### WHAT THE TASK REQUIRES
Quote every line of the material beneath this one.

### Part of a data file
--- START ---

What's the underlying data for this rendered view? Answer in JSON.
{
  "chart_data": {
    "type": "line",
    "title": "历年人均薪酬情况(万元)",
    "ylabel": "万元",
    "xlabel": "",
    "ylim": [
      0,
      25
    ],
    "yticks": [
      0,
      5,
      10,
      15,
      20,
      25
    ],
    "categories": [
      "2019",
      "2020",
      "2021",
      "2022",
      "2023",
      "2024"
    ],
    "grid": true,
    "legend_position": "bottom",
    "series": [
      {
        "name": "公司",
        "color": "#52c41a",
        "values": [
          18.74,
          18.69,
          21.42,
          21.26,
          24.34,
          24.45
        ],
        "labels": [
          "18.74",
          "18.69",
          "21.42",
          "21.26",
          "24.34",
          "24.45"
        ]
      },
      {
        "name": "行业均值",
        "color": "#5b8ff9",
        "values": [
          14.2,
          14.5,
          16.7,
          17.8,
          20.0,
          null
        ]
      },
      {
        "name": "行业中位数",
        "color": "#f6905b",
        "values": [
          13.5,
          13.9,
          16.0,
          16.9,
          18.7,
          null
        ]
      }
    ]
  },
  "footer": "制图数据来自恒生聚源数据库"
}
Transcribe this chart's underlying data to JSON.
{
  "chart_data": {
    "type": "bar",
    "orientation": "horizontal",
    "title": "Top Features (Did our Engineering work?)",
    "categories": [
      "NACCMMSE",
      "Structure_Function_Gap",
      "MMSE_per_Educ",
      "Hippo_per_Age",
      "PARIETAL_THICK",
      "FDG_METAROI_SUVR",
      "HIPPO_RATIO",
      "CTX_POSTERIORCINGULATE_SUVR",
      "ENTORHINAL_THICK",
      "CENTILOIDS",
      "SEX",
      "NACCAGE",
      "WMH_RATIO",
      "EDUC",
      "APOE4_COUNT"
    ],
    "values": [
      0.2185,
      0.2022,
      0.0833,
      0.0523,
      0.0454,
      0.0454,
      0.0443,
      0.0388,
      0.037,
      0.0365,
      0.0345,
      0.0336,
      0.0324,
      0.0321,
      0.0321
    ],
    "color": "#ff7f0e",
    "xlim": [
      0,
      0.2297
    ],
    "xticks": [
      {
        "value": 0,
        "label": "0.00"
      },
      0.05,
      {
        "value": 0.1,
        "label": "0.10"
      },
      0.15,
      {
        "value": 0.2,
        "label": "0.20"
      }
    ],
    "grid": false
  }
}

--- END ---

### TASK OUTPUT
What's the underlying data for this rendered view? Answer in JSON.
{
  "chart_data": {
    "type": "line",
    "title": "历年人均薪酬情况(万元)",
    "ylabel": "万元",
    "xlabel": "",
    "ylim": [
      0,
      25
    ],
    "yticks": [
      0,
      5,
      10,
      15,
      20,
      25
    ],
    "categories": [
      "2019",
      "2020",
      "2021",
      "2022",
      "2023",
      "2024"
    ],
    "grid": true,
    "legend_position": "bottom",
    "series": [
      {
        "name": "公司",
        "color": "#52c41a",
        "values": [
          18.74,
          18.69,
          21.42,
          21.26,
          24.34,
          24.45
        ],
        "labels": [
          "18.74",
          "18.69",
          "21.42",
          "21.26",
          "24.34",
          "24.45"
        ]
      },
      {
        "name": "行业均值",
        "color": "#5b8ff9",
        "values": [
          14.2,
          14.5,
          16.7,
          17.8,
          20.0,
          null
        ]
      },
      {
        "name": "行业中位数",
        "color": "#f6905b",
        "values": [
          13.5,
          13.9,
          16.0,
          16.9,
          18.7,
          null
        ]
      }
    ]
  },
  "footer": "制图数据来自恒生聚源数据库"
}
Transcribe this chart's underlying data to JSON.
{
  "chart_data": {
    "type": "bar",
    "orientation": "horizontal",
    "title": "Top Features (Did our Engineering work?)",
    "categories": [
      "NACCMMSE",
      "Structure_Function_Gap",
      "MMSE_per_Educ",
      "Hippo_per_Age",
      "PARIETAL_THICK",
      "FDG_METAROI_SUVR",
      "HIPPO_RATIO",
      "CTX_POSTERIORCINGULATE_SUVR",
      "ENTORHINAL_THICK",
      "CENTILOIDS",
      "SEX",
      "NACCAGE",
      "WMH_RATIO",
      "EDUC",
      "APOE4_COUNT"
    ],
    "values": [
      0.2185,
      0.2022,
      0.0833,
      0.0523,
      0.0454,
      0.0454,
      0.0443,
      0.0388,
      0.037,
      0.0365,
      0.0345,
      0.0336,
      0.0324,
      0.0321,
      0.0321
    ],
    "color": "#ff7f0e",
    "xlim": [
      0,
      0.2297
    ],
    "xticks": [
      {
        "value": 0,
        "label": "0.00"
      },
      0.05,
      {
        "value": 0.1,
        "label": "0.10"
      },
      0.15,
      {
        "value": 0.2,
        "label": "0.20"
      }
    ],
    "grid": false
  }
}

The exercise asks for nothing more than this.